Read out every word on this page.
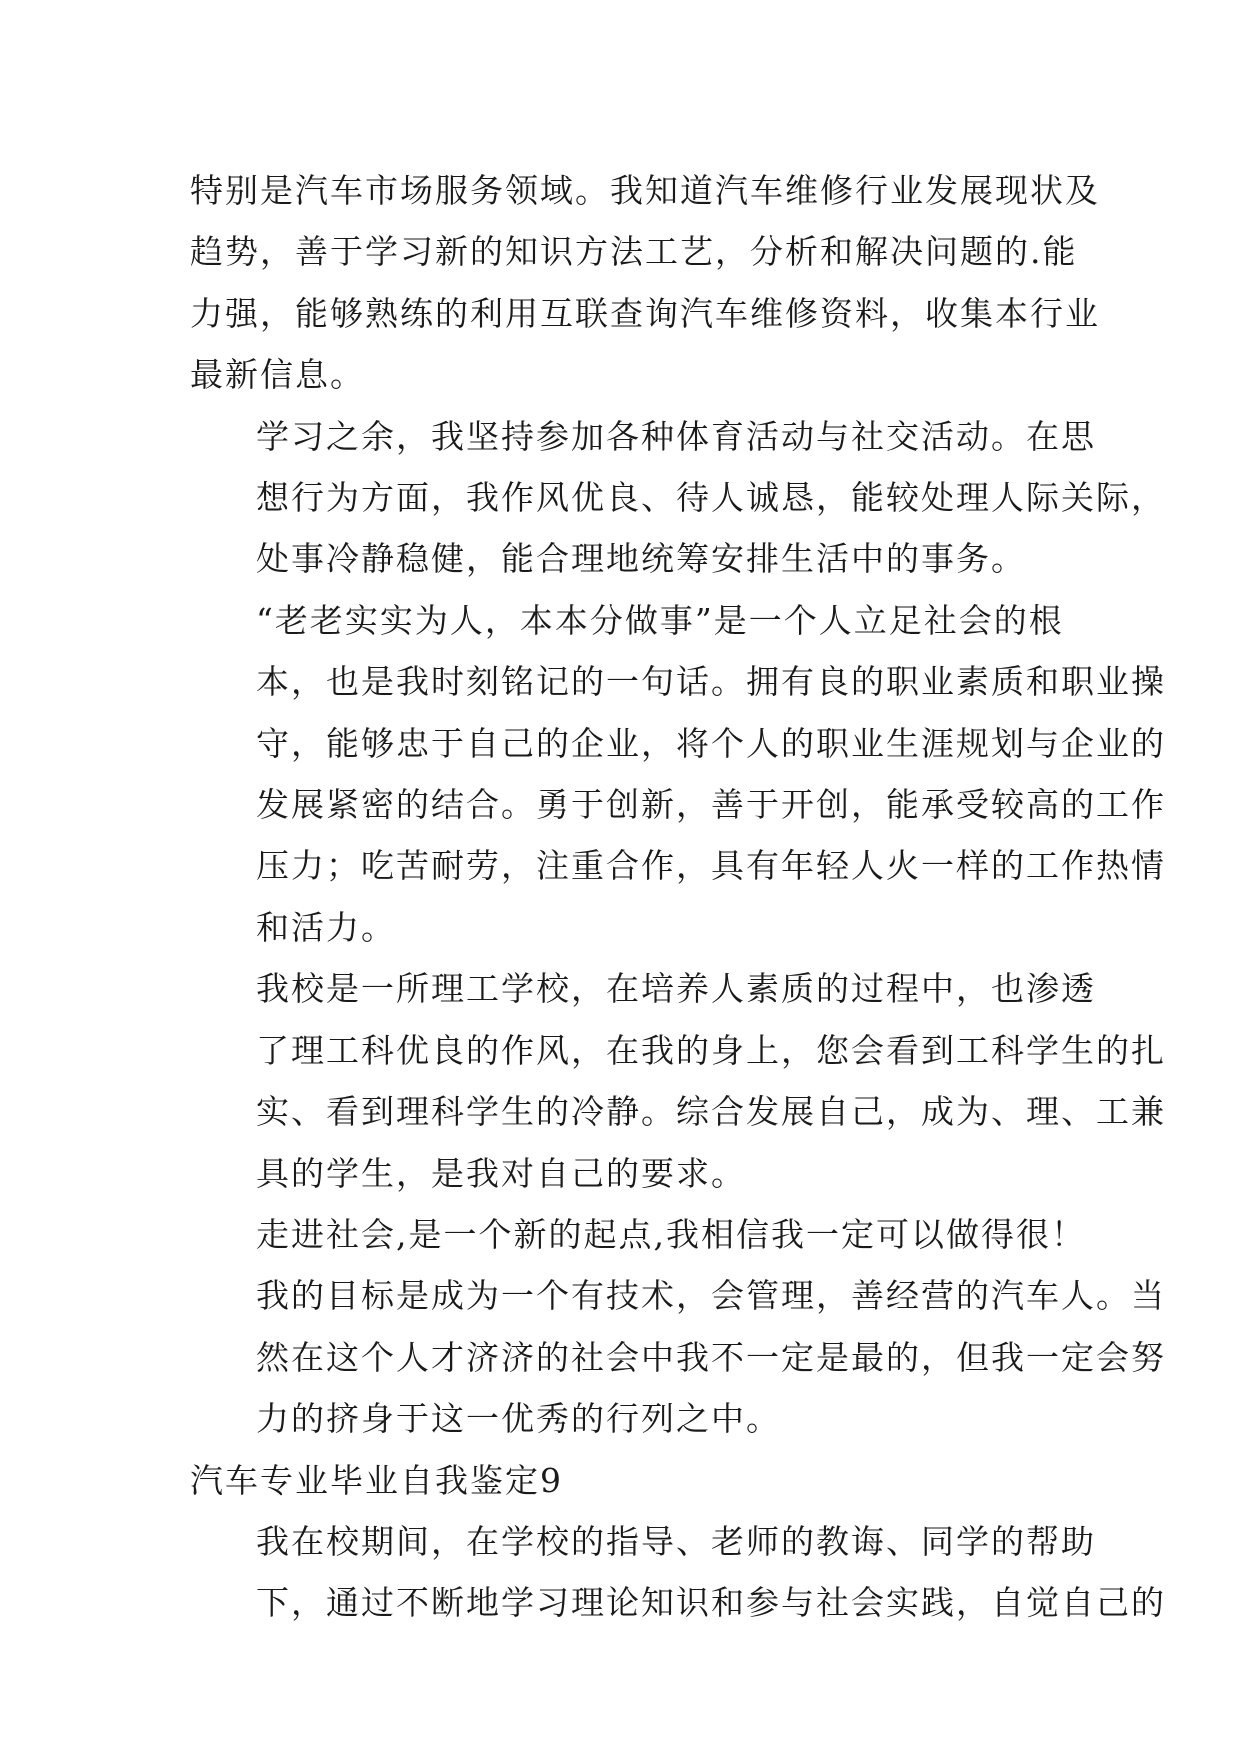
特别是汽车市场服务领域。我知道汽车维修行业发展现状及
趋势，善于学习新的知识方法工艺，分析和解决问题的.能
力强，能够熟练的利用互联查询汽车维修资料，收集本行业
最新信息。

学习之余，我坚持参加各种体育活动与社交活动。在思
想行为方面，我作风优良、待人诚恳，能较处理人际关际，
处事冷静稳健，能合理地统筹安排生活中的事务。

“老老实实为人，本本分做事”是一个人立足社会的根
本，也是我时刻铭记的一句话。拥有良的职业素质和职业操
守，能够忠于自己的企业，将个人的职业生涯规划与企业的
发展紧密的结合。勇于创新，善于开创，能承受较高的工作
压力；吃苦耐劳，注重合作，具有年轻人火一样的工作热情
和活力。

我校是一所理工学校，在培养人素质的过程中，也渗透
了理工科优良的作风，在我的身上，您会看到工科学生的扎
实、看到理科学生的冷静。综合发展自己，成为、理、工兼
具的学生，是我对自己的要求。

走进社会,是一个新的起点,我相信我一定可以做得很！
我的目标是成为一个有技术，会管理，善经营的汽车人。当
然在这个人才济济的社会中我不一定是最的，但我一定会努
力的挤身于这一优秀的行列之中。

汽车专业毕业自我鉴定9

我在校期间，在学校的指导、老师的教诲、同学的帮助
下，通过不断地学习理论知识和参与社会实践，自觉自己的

# # #

◆ Required task ◆
Output the full set of records above without changing a word, and drop the images.

◆ Complete output ◆
Read out every word on this page.
特别是汽车市场服务领域。我知道汽车维修行业发展现状及
趋势，善于学习新的知识方法工艺，分析和解决问题的.能
力强，能够熟练的利用互联查询汽车维修资料，收集本行业
最新信息。

学习之余，我坚持参加各种体育活动与社交活动。在思
想行为方面，我作风优良、待人诚恳，能较处理人际关际，
处事冷静稳健，能合理地统筹安排生活中的事务。

“老老实实为人，本本分做事”是一个人立足社会的根
本，也是我时刻铭记的一句话。拥有良的职业素质和职业操
守，能够忠于自己的企业，将个人的职业生涯规划与企业的
发展紧密的结合。勇于创新，善于开创，能承受较高的工作
压力；吃苦耐劳，注重合作，具有年轻人火一样的工作热情
和活力。

我校是一所理工学校，在培养人素质的过程中，也渗透
了理工科优良的作风，在我的身上，您会看到工科学生的扎
实、看到理科学生的冷静。综合发展自己，成为、理、工兼
具的学生，是我对自己的要求。

走进社会,是一个新的起点,我相信我一定可以做得很！
我的目标是成为一个有技术，会管理，善经营的汽车人。当
然在这个人才济济的社会中我不一定是最的，但我一定会努
力的挤身于这一优秀的行列之中。

汽车专业毕业自我鉴定9

我在校期间，在学校的指导、老师的教诲、同学的帮助
下，通过不断地学习理论知识和参与社会实践，自觉自己的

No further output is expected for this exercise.